TASK PROMPT: Whenever a line below holds the word "data", copy that line.

RECORDS FOR THE TASK:
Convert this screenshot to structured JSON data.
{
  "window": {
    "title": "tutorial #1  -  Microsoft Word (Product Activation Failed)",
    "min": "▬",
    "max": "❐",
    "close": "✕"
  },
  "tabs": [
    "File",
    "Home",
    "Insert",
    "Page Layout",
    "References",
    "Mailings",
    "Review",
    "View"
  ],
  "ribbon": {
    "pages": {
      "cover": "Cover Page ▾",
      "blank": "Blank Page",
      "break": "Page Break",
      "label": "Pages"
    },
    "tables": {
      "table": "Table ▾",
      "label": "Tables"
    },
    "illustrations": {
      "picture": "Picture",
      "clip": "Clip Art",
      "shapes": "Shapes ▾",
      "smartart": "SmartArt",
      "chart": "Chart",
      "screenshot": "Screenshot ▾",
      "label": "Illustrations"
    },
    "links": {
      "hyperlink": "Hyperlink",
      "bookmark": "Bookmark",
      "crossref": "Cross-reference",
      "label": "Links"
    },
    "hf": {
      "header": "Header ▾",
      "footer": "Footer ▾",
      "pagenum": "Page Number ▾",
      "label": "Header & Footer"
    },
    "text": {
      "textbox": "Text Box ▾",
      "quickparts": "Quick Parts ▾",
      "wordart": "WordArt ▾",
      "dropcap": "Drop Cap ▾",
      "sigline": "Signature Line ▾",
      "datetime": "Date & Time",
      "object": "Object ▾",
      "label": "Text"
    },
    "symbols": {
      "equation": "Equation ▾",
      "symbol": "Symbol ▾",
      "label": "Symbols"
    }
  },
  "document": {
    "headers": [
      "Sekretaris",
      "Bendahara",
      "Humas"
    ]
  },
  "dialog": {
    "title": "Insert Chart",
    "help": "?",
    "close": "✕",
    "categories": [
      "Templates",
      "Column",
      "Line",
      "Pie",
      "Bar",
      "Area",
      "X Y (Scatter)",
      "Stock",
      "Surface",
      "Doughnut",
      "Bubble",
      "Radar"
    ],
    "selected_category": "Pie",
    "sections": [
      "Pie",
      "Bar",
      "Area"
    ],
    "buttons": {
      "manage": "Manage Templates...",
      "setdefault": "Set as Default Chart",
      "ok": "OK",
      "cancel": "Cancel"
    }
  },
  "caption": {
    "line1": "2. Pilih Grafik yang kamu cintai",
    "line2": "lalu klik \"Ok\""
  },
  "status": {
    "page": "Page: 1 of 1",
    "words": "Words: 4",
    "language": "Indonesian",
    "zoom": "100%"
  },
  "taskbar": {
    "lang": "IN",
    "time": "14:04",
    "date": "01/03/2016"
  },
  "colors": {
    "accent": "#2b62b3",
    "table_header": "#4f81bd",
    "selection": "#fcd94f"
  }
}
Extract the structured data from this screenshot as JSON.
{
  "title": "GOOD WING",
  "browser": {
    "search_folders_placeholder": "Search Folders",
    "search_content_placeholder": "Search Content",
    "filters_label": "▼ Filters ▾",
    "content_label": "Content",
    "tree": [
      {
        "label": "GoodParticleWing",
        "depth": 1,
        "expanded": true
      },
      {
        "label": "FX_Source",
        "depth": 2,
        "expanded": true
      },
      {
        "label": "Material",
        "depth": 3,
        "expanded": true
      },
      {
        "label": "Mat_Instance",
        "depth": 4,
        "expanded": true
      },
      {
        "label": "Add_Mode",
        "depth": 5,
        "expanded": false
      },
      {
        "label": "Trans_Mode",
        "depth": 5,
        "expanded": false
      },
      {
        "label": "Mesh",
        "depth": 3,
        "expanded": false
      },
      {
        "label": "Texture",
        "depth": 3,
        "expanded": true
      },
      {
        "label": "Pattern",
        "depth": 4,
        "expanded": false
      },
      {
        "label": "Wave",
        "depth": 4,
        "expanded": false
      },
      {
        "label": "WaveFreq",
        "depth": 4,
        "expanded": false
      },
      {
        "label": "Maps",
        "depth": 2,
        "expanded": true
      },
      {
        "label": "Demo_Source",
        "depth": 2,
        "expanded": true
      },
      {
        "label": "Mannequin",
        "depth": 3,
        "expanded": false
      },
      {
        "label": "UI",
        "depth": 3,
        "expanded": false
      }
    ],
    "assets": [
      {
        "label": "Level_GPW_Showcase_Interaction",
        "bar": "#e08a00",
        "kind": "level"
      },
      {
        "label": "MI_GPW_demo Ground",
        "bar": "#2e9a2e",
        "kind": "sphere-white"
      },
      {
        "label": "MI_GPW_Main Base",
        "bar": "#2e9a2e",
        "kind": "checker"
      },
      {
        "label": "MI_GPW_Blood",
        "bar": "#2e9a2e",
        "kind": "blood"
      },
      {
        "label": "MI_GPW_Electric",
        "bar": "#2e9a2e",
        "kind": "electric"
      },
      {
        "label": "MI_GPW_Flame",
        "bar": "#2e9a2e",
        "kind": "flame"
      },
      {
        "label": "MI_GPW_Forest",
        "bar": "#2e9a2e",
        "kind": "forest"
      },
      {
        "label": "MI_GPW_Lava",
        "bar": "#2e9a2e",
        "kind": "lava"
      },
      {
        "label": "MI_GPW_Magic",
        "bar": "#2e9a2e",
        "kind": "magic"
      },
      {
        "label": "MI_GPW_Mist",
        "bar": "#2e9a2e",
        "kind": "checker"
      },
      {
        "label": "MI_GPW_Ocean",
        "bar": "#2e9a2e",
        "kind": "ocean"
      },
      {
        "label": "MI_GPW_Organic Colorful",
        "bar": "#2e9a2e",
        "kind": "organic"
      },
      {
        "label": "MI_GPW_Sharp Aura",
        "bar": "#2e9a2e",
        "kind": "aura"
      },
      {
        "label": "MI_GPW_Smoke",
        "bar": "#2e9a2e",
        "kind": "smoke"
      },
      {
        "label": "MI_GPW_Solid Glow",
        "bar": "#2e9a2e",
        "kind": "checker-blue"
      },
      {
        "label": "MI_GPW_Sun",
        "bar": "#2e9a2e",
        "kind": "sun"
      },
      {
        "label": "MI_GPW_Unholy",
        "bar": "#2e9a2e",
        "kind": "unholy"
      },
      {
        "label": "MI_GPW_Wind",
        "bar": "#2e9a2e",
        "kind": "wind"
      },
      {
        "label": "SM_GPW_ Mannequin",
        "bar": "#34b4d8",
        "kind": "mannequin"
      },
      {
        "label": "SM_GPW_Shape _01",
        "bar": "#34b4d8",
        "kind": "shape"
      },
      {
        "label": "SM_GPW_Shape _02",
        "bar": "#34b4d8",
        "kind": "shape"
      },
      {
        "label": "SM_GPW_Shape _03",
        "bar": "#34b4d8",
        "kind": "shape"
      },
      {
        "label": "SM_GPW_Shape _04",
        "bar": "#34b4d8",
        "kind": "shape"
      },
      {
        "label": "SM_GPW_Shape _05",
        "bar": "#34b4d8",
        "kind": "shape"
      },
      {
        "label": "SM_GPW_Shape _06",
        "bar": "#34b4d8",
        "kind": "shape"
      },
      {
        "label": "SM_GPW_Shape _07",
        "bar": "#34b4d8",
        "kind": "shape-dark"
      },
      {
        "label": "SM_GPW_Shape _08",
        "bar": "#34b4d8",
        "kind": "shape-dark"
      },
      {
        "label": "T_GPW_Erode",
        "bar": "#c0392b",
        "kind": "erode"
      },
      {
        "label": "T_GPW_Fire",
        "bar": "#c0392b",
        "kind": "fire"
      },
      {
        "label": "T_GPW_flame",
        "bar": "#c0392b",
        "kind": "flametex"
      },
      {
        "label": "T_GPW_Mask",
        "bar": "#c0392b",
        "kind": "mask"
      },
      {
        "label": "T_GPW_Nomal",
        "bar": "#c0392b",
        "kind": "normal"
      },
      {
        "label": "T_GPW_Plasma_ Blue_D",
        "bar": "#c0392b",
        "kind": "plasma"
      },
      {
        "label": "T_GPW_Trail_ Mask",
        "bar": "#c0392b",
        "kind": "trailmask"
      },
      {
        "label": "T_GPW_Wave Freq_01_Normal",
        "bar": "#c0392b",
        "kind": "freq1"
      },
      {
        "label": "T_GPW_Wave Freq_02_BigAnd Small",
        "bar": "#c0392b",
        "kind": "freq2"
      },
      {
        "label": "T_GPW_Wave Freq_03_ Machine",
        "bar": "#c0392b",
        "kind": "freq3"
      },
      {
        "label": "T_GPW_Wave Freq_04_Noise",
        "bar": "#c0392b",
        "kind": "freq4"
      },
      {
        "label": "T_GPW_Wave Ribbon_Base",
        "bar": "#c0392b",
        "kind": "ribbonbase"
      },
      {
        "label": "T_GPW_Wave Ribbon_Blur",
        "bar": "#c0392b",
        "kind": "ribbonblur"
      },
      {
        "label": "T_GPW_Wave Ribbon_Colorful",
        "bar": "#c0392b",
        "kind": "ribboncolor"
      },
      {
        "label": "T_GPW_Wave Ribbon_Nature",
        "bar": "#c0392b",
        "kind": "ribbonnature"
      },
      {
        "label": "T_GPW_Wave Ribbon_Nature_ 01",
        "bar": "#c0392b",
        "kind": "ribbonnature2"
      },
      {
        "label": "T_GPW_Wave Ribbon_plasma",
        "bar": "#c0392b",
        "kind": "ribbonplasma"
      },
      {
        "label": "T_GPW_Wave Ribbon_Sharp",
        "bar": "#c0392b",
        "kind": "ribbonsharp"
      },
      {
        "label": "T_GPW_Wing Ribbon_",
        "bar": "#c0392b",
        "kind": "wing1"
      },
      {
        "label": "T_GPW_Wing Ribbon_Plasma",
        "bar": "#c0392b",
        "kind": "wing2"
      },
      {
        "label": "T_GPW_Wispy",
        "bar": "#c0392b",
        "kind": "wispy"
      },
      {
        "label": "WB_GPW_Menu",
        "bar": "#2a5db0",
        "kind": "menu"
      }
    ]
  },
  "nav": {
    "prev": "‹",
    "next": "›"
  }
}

RESPONSE TO THIS TASK:
Convert this screenshot to structured JSON data.
Extract the structured data from this screenshot as JSON.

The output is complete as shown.